TASK BRIEF: Find every line in the records that contains the string "Accueil" and copy each of those lines in full.

——

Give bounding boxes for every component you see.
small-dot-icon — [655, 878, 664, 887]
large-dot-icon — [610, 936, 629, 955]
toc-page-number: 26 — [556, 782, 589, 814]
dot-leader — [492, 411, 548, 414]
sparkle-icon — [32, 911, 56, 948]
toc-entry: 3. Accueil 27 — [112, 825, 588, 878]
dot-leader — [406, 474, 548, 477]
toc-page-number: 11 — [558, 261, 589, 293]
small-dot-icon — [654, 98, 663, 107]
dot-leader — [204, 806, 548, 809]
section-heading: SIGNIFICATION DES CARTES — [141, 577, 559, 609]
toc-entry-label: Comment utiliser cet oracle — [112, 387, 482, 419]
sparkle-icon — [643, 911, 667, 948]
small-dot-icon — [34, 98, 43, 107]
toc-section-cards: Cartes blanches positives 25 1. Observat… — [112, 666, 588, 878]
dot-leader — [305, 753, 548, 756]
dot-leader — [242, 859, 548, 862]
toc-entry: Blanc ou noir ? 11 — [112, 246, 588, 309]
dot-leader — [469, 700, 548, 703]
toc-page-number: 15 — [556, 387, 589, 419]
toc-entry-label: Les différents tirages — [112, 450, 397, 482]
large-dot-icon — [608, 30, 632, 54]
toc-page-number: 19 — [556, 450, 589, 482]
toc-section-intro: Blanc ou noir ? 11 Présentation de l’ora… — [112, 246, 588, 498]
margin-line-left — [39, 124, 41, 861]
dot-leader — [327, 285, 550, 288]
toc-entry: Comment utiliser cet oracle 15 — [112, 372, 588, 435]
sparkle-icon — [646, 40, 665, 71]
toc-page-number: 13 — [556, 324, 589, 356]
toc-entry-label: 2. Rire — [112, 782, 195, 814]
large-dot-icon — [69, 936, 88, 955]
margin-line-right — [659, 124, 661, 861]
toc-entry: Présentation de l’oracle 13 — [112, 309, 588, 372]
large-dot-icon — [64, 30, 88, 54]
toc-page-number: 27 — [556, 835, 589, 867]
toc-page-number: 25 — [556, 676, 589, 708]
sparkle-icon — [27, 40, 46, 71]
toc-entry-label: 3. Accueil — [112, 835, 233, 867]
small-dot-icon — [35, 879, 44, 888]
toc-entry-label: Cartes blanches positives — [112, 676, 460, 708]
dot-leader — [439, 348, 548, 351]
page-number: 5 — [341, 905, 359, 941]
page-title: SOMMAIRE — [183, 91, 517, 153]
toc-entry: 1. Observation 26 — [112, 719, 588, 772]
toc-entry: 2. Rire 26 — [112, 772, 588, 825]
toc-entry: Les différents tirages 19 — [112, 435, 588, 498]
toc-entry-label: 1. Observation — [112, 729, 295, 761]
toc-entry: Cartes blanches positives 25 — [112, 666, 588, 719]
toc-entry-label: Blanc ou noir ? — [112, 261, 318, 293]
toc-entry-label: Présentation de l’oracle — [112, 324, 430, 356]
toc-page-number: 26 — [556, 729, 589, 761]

——

TASK SOLUTION:
toc-entry: 3. Accueil 27 — [112, 825, 588, 878]
toc-entry-label: 3. Accueil — [112, 835, 233, 867]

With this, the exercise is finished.